Records from a data source:
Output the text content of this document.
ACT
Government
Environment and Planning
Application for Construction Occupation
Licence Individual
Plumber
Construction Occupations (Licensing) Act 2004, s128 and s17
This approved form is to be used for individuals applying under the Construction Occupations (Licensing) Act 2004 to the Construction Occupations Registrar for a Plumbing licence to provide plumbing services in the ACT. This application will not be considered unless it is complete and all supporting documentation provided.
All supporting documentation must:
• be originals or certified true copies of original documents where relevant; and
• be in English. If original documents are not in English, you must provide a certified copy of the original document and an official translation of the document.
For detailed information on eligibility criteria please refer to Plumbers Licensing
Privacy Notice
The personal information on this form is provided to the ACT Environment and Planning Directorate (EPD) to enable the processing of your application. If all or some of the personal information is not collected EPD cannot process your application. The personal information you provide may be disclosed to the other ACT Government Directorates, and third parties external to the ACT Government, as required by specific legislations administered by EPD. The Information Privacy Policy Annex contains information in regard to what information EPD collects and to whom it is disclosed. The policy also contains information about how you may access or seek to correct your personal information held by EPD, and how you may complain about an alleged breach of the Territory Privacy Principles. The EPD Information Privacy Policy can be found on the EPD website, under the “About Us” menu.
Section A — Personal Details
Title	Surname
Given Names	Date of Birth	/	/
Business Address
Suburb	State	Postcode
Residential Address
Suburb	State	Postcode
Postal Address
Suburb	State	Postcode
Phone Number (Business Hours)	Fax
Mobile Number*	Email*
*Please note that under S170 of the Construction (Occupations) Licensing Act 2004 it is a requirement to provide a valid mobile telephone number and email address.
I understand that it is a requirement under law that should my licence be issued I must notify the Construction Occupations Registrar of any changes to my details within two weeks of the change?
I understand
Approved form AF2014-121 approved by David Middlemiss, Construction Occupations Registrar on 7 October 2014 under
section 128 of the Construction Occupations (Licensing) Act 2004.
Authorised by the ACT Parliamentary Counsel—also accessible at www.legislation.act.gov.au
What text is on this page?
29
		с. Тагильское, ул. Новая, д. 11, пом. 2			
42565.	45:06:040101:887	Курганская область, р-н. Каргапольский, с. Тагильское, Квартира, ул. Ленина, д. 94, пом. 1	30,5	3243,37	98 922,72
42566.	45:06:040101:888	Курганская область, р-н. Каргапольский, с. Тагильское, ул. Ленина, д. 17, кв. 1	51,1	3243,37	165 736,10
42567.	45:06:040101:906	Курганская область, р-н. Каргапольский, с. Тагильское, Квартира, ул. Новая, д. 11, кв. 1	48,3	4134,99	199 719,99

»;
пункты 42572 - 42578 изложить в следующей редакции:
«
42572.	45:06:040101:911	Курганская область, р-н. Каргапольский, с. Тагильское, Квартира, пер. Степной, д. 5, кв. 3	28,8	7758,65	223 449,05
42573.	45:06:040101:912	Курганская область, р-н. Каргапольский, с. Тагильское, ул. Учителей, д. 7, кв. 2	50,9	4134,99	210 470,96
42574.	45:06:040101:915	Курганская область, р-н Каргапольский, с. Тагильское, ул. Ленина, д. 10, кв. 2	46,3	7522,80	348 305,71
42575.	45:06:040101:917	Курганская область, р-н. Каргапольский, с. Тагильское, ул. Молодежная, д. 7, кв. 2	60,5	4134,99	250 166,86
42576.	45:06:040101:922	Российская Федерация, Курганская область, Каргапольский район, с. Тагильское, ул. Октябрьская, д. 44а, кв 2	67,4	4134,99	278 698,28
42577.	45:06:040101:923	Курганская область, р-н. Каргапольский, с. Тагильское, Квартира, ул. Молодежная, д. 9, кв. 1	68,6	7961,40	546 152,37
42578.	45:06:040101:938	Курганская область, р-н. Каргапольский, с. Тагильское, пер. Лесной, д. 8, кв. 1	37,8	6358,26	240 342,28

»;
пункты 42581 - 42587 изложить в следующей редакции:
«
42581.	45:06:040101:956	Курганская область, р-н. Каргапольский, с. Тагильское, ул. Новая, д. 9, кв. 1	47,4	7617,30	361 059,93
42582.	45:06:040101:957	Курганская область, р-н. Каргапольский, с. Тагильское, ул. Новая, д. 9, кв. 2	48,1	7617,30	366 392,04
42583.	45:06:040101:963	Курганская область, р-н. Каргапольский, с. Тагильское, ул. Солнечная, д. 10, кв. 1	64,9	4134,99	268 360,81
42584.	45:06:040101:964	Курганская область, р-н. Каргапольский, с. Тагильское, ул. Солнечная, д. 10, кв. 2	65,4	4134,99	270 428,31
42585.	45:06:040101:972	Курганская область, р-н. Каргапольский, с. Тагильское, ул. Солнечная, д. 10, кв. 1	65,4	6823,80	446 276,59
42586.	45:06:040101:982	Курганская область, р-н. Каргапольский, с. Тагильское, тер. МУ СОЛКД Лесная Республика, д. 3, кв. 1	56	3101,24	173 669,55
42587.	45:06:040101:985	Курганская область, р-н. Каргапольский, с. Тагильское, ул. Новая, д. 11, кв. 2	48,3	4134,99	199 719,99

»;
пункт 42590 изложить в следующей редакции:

> _Problem to work on_:
Every entry above needs to be quoted exactly.

> _Exercise output_:
Output the text content of this document.
ACT
Government
Environment and Planning
Application for Construction Occupation
Licence Individual
Plumber
Construction Occupations (Licensing) Act 2004, s128 and s17
This approved form is to be used for individuals applying under the Construction Occupations (Licensing) Act 2004 to the Construction Occupations Registrar for a Plumbing licence to provide plumbing services in the ACT. This application will not be considered unless it is complete and all supporting documentation provided.
All supporting documentation must:
• be originals or certified true copies of original documents where relevant; and
• be in English. If original documents are not in English, you must provide a certified copy of the original document and an official translation of the document.
For detailed information on eligibility criteria please refer to Plumbers Licensing
Privacy Notice
The personal information on this form is provided to the ACT Environment and Planning Directorate (EPD) to enable the processing of your application. If all or some of the personal information is not collected EPD cannot process your application. The personal information you provide may be disclosed to the other ACT Government Directorates, and third parties external to the ACT Government, as required by specific legislations administered by EPD. The Information Privacy Policy Annex contains information in regard to what information EPD collects and to whom it is disclosed. The policy also contains information about how you may access or seek to correct your personal information held by EPD, and how you may complain about an alleged breach of the Territory Privacy Principles. The EPD Information Privacy Policy can be found on the EPD website, under the “About Us” menu.
Section A — Personal Details
Title	Surname
Given Names	Date of Birth	/	/
Business Address
Suburb	State	Postcode
Residential Address
Suburb	State	Postcode
Postal Address
Suburb	State	Postcode
Phone Number (Business Hours)	Fax
Mobile Number*	Email*
*Please note that under S170 of the Construction (Occupations) Licensing Act 2004 it is a requirement to provide a valid mobile telephone number and email address.
I understand that it is a requirement under law that should my licence be issued I must notify the Construction Occupations Registrar of any changes to my details within two weeks of the change?
I understand
Approved form AF2014-121 approved by David Middlemiss, Construction Occupations Registrar on 7 October 2014 under
section 128 of the Construction Occupations (Licensing) Act 2004.
Authorised by the ACT Parliamentary Counsel—also accessible at www.legislation.act.gov.au
What text is on this page?
29
		с. Тагильское, ул. Новая, д. 11, пом. 2			
42565.	45:06:040101:887	Курганская область, р-н. Каргапольский, с. Тагильское, Квартира, ул. Ленина, д. 94, пом. 1	30,5	3243,37	98 922,72
42566.	45:06:040101:888	Курганская область, р-н. Каргапольский, с. Тагильское, ул. Ленина, д. 17, кв. 1	51,1	3243,37	165 736,10
42567.	45:06:040101:906	Курганская область, р-н. Каргапольский, с. Тагильское, Квартира, ул. Новая, д. 11, кв. 1	48,3	4134,99	199 719,99

»;
пункты 42572 - 42578 изложить в следующей редакции:
«
42572.	45:06:040101:911	Курганская область, р-н. Каргапольский, с. Тагильское, Квартира, пер. Степной, д. 5, кв. 3	28,8	7758,65	223 449,05
42573.	45:06:040101:912	Курганская область, р-н. Каргапольский, с. Тагильское, ул. Учителей, д. 7, кв. 2	50,9	4134,99	210 470,96
42574.	45:06:040101:915	Курганская область, р-н Каргапольский, с. Тагильское, ул. Ленина, д. 10, кв. 2	46,3	7522,80	348 305,71
42575.	45:06:040101:917	Курганская область, р-н. Каргапольский, с. Тагильское, ул. Молодежная, д. 7, кв. 2	60,5	4134,99	250 166,86
42576.	45:06:040101:922	Российская Федерация, Курганская область, Каргапольский район, с. Тагильское, ул. Октябрьская, д. 44а, кв 2	67,4	4134,99	278 698,28
42577.	45:06:040101:923	Курганская область, р-н. Каргапольский, с. Тагильское, Квартира, ул. Молодежная, д. 9, кв. 1	68,6	7961,40	546 152,37
42578.	45:06:040101:938	Курганская область, р-н. Каргапольский, с. Тагильское, пер. Лесной, д. 8, кв. 1	37,8	6358,26	240 342,28

»;
пункты 42581 - 42587 изложить в следующей редакции:
«
42581.	45:06:040101:956	Курганская область, р-н. Каргапольский, с. Тагильское, ул. Новая, д. 9, кв. 1	47,4	7617,30	361 059,93
42582.	45:06:040101:957	Курганская область, р-н. Каргапольский, с. Тагильское, ул. Новая, д. 9, кв. 2	48,1	7617,30	366 392,04
42583.	45:06:040101:963	Курганская область, р-н. Каргапольский, с. Тагильское, ул. Солнечная, д. 10, кв. 1	64,9	4134,99	268 360,81
42584.	45:06:040101:964	Курганская область, р-н. Каргапольский, с. Тагильское, ул. Солнечная, д. 10, кв. 2	65,4	4134,99	270 428,31
42585.	45:06:040101:972	Курганская область, р-н. Каргапольский, с. Тагильское, ул. Солнечная, д. 10, кв. 1	65,4	6823,80	446 276,59
42586.	45:06:040101:982	Курганская область, р-н. Каргапольский, с. Тагильское, тер. МУ СОЛКД Лесная Республика, д. 3, кв. 1	56	3101,24	173 669,55
42587.	45:06:040101:985	Курганская область, р-н. Каргапольский, с. Тагильское, ул. Новая, д. 11, кв. 2	48,3	4134,99	199 719,99

»;
пункт 42590 изложить в следующей редакции:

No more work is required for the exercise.